* What to work on *
All records below must be retyped exactly.

* Task material *
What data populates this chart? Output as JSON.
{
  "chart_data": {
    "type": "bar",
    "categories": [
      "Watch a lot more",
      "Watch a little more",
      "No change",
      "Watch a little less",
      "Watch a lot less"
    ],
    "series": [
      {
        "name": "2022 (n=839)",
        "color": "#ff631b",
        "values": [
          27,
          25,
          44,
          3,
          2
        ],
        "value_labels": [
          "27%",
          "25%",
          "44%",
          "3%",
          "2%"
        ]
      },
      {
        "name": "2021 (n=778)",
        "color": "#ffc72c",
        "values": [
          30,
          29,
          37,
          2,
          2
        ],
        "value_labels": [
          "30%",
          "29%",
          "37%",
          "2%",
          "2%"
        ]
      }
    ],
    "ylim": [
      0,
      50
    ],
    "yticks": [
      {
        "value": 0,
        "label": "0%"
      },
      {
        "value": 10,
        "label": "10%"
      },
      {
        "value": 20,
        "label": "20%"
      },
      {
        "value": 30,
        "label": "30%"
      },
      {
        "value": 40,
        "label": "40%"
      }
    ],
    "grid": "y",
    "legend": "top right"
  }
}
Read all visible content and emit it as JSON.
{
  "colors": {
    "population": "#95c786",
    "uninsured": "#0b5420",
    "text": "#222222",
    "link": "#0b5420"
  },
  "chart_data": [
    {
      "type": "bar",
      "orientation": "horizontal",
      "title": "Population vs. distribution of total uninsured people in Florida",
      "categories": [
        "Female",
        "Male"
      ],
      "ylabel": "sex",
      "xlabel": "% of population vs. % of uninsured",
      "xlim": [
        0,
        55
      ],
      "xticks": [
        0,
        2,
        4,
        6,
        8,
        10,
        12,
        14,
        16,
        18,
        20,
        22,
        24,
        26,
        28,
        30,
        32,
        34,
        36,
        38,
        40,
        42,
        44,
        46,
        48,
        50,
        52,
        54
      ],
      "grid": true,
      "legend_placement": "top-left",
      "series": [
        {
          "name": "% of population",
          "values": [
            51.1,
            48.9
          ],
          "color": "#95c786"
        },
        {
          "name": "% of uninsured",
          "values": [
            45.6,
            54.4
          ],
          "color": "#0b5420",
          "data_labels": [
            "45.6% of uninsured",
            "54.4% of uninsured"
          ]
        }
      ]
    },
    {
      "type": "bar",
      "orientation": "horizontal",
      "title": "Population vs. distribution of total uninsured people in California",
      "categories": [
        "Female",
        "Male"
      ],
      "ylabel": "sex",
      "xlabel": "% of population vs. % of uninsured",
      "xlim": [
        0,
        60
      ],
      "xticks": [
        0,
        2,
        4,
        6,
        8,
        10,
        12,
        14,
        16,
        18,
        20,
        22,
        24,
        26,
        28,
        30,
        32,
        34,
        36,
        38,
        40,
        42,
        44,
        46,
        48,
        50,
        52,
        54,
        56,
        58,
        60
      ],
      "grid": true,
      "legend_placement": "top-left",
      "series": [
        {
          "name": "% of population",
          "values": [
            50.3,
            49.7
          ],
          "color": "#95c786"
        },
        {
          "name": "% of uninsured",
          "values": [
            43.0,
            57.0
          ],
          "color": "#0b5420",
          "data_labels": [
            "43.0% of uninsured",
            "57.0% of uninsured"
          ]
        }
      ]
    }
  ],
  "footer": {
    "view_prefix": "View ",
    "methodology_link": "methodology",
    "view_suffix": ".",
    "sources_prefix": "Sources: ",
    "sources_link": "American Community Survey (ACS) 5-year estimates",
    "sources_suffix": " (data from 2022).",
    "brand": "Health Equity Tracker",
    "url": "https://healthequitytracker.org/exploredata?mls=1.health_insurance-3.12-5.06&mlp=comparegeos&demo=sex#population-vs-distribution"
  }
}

* Task answer *
What data populates this chart? Output as JSON.
{
  "chart_data": {
    "type": "bar",
    "categories": [
      "Watch a lot more",
      "Watch a little more",
      "No change",
      "Watch a little less",
      "Watch a lot less"
    ],
    "series": [
      {
        "name": "2022 (n=839)",
        "color": "#ff631b",
        "values": [
          27,
          25,
          44,
          3,
          2
        ],
        "value_labels": [
          "27%",
          "25%",
          "44%",
          "3%",
          "2%"
        ]
      },
      {
        "name": "2021 (n=778)",
        "color": "#ffc72c",
        "values": [
          30,
          29,
          37,
          2,
          2
        ],
        "value_labels": [
          "30%",
          "29%",
          "37%",
          "2%",
          "2%"
        ]
      }
    ],
    "ylim": [
      0,
      50
    ],
    "yticks": [
      {
        "value": 0,
        "label": "0%"
      },
      {
        "value": 10,
        "label": "10%"
      },
      {
        "value": 20,
        "label": "20%"
      },
      {
        "value": 30,
        "label": "30%"
      },
      {
        "value": 40,
        "label": "40%"
      }
    ],
    "grid": "y",
    "legend": "top right"
  }
}
Read all visible content and emit it as JSON.
{
  "colors": {
    "population": "#95c786",
    "uninsured": "#0b5420",
    "text": "#222222",
    "link": "#0b5420"
  },
  "chart_data": [
    {
      "type": "bar",
      "orientation": "horizontal",
      "title": "Population vs. distribution of total uninsured people in Florida",
      "categories": [
        "Female",
        "Male"
      ],
      "ylabel": "sex",
      "xlabel": "% of population vs. % of uninsured",
      "xlim": [
        0,
        55
      ],
      "xticks": [
        0,
        2,
        4,
        6,
        8,
        10,
        12,
        14,
        16,
        18,
        20,
        22,
        24,
        26,
        28,
        30,
        32,
        34,
        36,
        38,
        40,
        42,
        44,
        46,
        48,
        50,
        52,
        54
      ],
      "grid": true,
      "legend_placement": "top-left",
      "series": [
        {
          "name": "% of population",
          "values": [
            51.1,
            48.9
          ],
          "color": "#95c786"
        },
        {
          "name": "% of uninsured",
          "values": [
            45.6,
            54.4
          ],
          "color": "#0b5420",
          "data_labels": [
            "45.6% of uninsured",
            "54.4% of uninsured"
          ]
        }
      ]
    },
    {
      "type": "bar",
      "orientation": "horizontal",
      "title": "Population vs. distribution of total uninsured people in California",
      "categories": [
        "Female",
        "Male"
      ],
      "ylabel": "sex",
      "xlabel": "% of population vs. % of uninsured",
      "xlim": [
        0,
        60
      ],
      "xticks": [
        0,
        2,
        4,
        6,
        8,
        10,
        12,
        14,
        16,
        18,
        20,
        22,
        24,
        26,
        28,
        30,
        32,
        34,
        36,
        38,
        40,
        42,
        44,
        46,
        48,
        50,
        52,
        54,
        56,
        58,
        60
      ],
      "grid": true,
      "legend_placement": "top-left",
      "series": [
        {
          "name": "% of population",
          "values": [
            50.3,
            49.7
          ],
          "color": "#95c786"
        },
        {
          "name": "% of uninsured",
          "values": [
            43.0,
            57.0
          ],
          "color": "#0b5420",
          "data_labels": [
            "43.0% of uninsured",
            "57.0% of uninsured"
          ]
        }
      ]
    }
  ],
  "footer": {
    "view_prefix": "View ",
    "methodology_link": "methodology",
    "view_suffix": ".",
    "sources_prefix": "Sources: ",
    "sources_link": "American Community Survey (ACS) 5-year estimates",
    "sources_suffix": " (data from 2022).",
    "brand": "Health Equity Tracker",
    "url": "https://healthequitytracker.org/exploredata?mls=1.health_insurance-3.12-5.06&mlp=comparegeos&demo=sex#population-vs-distribution"
  }
}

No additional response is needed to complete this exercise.